— start of Material provided —

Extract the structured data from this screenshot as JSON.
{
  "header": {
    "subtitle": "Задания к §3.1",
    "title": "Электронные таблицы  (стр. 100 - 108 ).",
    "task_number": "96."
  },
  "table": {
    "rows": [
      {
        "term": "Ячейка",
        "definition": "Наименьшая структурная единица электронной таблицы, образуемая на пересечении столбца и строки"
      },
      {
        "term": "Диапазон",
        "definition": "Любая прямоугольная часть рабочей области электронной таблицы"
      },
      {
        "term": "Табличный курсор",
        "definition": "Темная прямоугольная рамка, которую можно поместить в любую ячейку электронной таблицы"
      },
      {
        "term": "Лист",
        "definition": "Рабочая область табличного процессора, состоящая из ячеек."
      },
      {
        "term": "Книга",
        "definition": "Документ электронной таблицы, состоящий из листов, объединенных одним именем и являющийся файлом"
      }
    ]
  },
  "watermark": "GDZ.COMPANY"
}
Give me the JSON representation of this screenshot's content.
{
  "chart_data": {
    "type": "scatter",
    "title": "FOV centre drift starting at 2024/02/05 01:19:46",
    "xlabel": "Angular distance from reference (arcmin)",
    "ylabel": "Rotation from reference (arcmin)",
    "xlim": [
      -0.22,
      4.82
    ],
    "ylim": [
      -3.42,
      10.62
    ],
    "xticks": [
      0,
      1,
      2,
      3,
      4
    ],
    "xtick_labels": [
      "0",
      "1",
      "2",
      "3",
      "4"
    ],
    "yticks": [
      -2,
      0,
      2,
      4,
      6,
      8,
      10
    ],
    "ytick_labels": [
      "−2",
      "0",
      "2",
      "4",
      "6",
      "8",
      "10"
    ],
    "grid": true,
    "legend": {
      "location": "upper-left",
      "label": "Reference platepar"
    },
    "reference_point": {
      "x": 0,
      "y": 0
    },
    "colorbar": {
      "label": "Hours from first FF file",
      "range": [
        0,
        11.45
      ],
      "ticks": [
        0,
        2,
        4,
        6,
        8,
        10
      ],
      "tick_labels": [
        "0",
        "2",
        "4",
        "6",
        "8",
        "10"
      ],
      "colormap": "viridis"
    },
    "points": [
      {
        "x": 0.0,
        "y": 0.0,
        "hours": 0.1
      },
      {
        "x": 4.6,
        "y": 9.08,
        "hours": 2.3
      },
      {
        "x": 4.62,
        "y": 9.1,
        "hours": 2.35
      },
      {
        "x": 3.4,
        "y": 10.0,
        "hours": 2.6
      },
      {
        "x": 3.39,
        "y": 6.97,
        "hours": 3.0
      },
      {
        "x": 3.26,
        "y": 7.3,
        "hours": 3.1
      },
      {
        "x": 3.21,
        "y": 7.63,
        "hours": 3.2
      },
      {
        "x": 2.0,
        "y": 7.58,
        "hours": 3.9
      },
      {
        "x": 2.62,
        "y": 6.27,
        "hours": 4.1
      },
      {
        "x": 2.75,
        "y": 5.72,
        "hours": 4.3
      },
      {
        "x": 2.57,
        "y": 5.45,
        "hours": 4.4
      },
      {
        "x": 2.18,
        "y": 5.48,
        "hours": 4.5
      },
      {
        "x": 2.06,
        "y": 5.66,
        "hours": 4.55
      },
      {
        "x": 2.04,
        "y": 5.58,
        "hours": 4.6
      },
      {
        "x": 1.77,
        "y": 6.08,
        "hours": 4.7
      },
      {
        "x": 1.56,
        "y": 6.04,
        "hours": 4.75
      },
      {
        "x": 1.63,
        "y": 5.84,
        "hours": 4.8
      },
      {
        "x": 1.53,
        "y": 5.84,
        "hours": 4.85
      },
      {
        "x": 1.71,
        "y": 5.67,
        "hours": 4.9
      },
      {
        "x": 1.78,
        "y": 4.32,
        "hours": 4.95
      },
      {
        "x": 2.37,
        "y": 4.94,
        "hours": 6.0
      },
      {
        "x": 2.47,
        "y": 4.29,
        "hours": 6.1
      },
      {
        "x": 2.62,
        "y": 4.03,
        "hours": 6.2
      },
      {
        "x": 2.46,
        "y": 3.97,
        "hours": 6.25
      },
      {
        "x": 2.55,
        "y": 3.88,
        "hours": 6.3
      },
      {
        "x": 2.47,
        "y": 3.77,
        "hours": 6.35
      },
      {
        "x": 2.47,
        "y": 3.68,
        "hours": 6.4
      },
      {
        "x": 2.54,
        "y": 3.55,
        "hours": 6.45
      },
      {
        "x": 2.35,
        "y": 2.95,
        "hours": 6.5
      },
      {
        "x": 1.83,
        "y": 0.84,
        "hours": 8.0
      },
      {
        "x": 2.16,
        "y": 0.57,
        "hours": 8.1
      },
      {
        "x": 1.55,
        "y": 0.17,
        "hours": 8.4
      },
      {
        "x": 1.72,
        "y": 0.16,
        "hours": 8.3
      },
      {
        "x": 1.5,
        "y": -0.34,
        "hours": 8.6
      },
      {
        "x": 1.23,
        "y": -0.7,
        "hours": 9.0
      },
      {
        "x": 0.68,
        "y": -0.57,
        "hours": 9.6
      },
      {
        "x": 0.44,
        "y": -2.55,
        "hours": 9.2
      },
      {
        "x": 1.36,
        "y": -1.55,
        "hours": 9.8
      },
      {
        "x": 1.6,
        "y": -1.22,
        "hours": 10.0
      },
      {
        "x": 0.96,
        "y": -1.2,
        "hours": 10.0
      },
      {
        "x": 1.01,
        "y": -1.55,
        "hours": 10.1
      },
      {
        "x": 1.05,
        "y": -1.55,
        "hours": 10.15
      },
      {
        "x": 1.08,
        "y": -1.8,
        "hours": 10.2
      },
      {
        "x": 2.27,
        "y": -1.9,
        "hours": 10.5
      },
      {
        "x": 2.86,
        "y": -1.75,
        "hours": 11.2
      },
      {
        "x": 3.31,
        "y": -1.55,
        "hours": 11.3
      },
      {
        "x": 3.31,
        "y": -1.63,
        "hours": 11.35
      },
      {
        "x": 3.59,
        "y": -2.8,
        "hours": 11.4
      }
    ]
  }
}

— end of Material provided —

Repeat every record exactly as written, please.

• _Task response_
Extract the structured data from this screenshot as JSON.
{
  "header": {
    "subtitle": "Задания к §3.1",
    "title": "Электронные таблицы  (стр. 100 - 108 ).",
    "task_number": "96."
  },
  "table": {
    "rows": [
      {
        "term": "Ячейка",
        "definition": "Наименьшая структурная единица электронной таблицы, образуемая на пересечении столбца и строки"
      },
      {
        "term": "Диапазон",
        "definition": "Любая прямоугольная часть рабочей области электронной таблицы"
      },
      {
        "term": "Табличный курсор",
        "definition": "Темная прямоугольная рамка, которую можно поместить в любую ячейку электронной таблицы"
      },
      {
        "term": "Лист",
        "definition": "Рабочая область табличного процессора, состоящая из ячеек."
      },
      {
        "term": "Книга",
        "definition": "Документ электронной таблицы, состоящий из листов, объединенных одним именем и являющийся файлом"
      }
    ]
  },
  "watermark": "GDZ.COMPANY"
}
Give me the JSON representation of this screenshot's content.
{
  "chart_data": {
    "type": "scatter",
    "title": "FOV centre drift starting at 2024/02/05 01:19:46",
    "xlabel": "Angular distance from reference (arcmin)",
    "ylabel": "Rotation from reference (arcmin)",
    "xlim": [
      -0.22,
      4.82
    ],
    "ylim": [
      -3.42,
      10.62
    ],
    "xticks": [
      0,
      1,
      2,
      3,
      4
    ],
    "xtick_labels": [
      "0",
      "1",
      "2",
      "3",
      "4"
    ],
    "yticks": [
      -2,
      0,
      2,
      4,
      6,
      8,
      10
    ],
    "ytick_labels": [
      "−2",
      "0",
      "2",
      "4",
      "6",
      "8",
      "10"
    ],
    "grid": true,
    "legend": {
      "location": "upper-left",
      "label": "Reference platepar"
    },
    "reference_point": {
      "x": 0,
      "y": 0
    },
    "colorbar": {
      "label": "Hours from first FF file",
      "range": [
        0,
        11.45
      ],
      "ticks": [
        0,
        2,
        4,
        6,
        8,
        10
      ],
      "tick_labels": [
        "0",
        "2",
        "4",
        "6",
        "8",
        "10"
      ],
      "colormap": "viridis"
    },
    "points": [
      {
        "x": 0.0,
        "y": 0.0,
        "hours": 0.1
      },
      {
        "x": 4.6,
        "y": 9.08,
        "hours": 2.3
      },
      {
        "x": 4.62,
        "y": 9.1,
        "hours": 2.35
      },
      {
        "x": 3.4,
        "y": 10.0,
        "hours": 2.6
      },
      {
        "x": 3.39,
        "y": 6.97,
        "hours": 3.0
      },
      {
        "x": 3.26,
        "y": 7.3,
        "hours": 3.1
      },
      {
        "x": 3.21,
        "y": 7.63,
        "hours": 3.2
      },
      {
        "x": 2.0,
        "y": 7.58,
        "hours": 3.9
      },
      {
        "x": 2.62,
        "y": 6.27,
        "hours": 4.1
      },
      {
        "x": 2.75,
        "y": 5.72,
        "hours": 4.3
      },
      {
        "x": 2.57,
        "y": 5.45,
        "hours": 4.4
      },
      {
        "x": 2.18,
        "y": 5.48,
        "hours": 4.5
      },
      {
        "x": 2.06,
        "y": 5.66,
        "hours": 4.55
      },
      {
        "x": 2.04,
        "y": 5.58,
        "hours": 4.6
      },
      {
        "x": 1.77,
        "y": 6.08,
        "hours": 4.7
      },
      {
        "x": 1.56,
        "y": 6.04,
        "hours": 4.75
      },
      {
        "x": 1.63,
        "y": 5.84,
        "hours": 4.8
      },
      {
        "x": 1.53,
        "y": 5.84,
        "hours": 4.85
      },
      {
        "x": 1.71,
        "y": 5.67,
        "hours": 4.9
      },
      {
        "x": 1.78,
        "y": 4.32,
        "hours": 4.95
      },
      {
        "x": 2.37,
        "y": 4.94,
        "hours": 6.0
      },
      {
        "x": 2.47,
        "y": 4.29,
        "hours": 6.1
      },
      {
        "x": 2.62,
        "y": 4.03,
        "hours": 6.2
      },
      {
        "x": 2.46,
        "y": 3.97,
        "hours": 6.25
      },
      {
        "x": 2.55,
        "y": 3.88,
        "hours": 6.3
      },
      {
        "x": 2.47,
        "y": 3.77,
        "hours": 6.35
      },
      {
        "x": 2.47,
        "y": 3.68,
        "hours": 6.4
      },
      {
        "x": 2.54,
        "y": 3.55,
        "hours": 6.45
      },
      {
        "x": 2.35,
        "y": 2.95,
        "hours": 6.5
      },
      {
        "x": 1.83,
        "y": 0.84,
        "hours": 8.0
      },
      {
        "x": 2.16,
        "y": 0.57,
        "hours": 8.1
      },
      {
        "x": 1.55,
        "y": 0.17,
        "hours": 8.4
      },
      {
        "x": 1.72,
        "y": 0.16,
        "hours": 8.3
      },
      {
        "x": 1.5,
        "y": -0.34,
        "hours": 8.6
      },
      {
        "x": 1.23,
        "y": -0.7,
        "hours": 9.0
      },
      {
        "x": 0.68,
        "y": -0.57,
        "hours": 9.6
      },
      {
        "x": 0.44,
        "y": -2.55,
        "hours": 9.2
      },
      {
        "x": 1.36,
        "y": -1.55,
        "hours": 9.8
      },
      {
        "x": 1.6,
        "y": -1.22,
        "hours": 10.0
      },
      {
        "x": 0.96,
        "y": -1.2,
        "hours": 10.0
      },
      {
        "x": 1.01,
        "y": -1.55,
        "hours": 10.1
      },
      {
        "x": 1.05,
        "y": -1.55,
        "hours": 10.15
      },
      {
        "x": 1.08,
        "y": -1.8,
        "hours": 10.2
      },
      {
        "x": 2.27,
        "y": -1.9,
        "hours": 10.5
      },
      {
        "x": 2.86,
        "y": -1.75,
        "hours": 11.2
      },
      {
        "x": 3.31,
        "y": -1.55,
        "hours": 11.3
      },
      {
        "x": 3.31,
        "y": -1.63,
        "hours": 11.35
      },
      {
        "x": 3.59,
        "y": -2.8,
        "hours": 11.4
      }
    ]
  }
}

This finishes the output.